## The exercise
Pick out each line in these entries that contains the string "color".

[Available records start]

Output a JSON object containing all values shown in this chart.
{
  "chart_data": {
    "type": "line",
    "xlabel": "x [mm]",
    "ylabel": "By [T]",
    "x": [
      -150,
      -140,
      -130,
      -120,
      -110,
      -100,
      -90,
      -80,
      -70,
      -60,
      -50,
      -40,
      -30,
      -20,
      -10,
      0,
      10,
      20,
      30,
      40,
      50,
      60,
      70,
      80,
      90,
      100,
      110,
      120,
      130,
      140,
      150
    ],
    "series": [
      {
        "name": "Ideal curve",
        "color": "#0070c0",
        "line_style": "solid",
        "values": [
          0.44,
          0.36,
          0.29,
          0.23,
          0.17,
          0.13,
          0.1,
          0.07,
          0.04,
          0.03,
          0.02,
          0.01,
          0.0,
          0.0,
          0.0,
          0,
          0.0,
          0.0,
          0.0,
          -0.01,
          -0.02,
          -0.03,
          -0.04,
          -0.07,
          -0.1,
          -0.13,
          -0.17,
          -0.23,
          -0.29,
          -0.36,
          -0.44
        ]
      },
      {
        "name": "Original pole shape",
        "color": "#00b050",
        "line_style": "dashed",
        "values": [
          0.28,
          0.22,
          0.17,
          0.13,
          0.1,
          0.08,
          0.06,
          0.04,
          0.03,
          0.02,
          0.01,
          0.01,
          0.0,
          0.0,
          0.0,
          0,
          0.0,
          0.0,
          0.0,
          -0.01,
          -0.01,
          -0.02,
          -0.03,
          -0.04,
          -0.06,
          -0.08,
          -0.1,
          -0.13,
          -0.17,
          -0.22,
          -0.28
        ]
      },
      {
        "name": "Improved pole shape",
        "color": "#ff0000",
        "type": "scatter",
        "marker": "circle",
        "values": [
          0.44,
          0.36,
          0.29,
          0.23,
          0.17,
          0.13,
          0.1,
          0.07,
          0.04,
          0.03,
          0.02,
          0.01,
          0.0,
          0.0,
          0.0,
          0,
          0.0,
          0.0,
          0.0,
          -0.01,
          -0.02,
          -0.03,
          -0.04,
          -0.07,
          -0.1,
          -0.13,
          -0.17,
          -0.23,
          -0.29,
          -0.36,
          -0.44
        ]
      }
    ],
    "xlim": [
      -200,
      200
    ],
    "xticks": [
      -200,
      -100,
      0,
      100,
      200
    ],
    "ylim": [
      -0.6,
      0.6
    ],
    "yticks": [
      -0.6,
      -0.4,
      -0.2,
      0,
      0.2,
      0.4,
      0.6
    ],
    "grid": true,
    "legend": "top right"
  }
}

[Available records end]

## Response to the exercise
        "color": "#0070c0",
        "color": "#00b050",
        "color": "#ff0000",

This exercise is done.